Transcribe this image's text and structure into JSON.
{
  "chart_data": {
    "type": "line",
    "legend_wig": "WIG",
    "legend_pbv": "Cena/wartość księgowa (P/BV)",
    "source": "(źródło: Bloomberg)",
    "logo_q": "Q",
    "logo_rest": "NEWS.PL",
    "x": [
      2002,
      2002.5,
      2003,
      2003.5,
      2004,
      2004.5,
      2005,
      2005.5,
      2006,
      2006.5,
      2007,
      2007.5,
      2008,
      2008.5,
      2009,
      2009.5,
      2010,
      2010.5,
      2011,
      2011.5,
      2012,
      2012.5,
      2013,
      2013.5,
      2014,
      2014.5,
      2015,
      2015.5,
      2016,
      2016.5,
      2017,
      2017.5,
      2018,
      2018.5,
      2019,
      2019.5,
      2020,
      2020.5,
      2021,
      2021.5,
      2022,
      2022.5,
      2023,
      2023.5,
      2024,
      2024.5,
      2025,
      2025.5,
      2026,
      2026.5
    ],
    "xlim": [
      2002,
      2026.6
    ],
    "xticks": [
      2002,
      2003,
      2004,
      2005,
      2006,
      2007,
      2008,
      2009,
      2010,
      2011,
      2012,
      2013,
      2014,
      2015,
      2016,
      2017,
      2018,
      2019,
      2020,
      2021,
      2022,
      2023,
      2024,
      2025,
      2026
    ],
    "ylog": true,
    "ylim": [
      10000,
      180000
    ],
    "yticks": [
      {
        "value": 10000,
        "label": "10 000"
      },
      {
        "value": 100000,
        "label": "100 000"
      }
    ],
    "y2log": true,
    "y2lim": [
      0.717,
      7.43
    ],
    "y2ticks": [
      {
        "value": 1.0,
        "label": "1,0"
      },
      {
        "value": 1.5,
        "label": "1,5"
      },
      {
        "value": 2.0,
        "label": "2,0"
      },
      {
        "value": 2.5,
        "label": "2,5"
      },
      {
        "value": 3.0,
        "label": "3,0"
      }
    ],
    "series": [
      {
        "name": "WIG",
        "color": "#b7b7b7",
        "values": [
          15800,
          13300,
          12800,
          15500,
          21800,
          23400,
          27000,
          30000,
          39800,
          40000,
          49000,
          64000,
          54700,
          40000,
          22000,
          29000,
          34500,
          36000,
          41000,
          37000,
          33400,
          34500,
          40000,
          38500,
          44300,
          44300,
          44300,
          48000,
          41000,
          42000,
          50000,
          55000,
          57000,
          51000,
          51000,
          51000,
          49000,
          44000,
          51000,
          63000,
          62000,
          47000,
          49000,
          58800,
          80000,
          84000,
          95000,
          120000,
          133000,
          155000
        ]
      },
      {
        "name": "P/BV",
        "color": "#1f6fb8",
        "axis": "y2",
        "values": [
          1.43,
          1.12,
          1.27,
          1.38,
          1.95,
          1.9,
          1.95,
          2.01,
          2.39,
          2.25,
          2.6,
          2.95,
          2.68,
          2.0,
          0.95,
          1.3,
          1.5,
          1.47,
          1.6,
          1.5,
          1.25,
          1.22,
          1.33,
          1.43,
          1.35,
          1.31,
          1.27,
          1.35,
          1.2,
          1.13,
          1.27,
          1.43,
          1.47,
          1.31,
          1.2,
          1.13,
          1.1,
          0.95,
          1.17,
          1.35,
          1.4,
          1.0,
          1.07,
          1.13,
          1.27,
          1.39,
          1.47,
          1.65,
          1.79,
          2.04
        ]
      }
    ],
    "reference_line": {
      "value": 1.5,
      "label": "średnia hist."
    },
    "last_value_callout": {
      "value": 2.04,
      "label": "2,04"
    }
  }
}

=== Task prompt ===
How many lines of the data contain the word "label"? Answer with the number alone.

=== Full response ===
9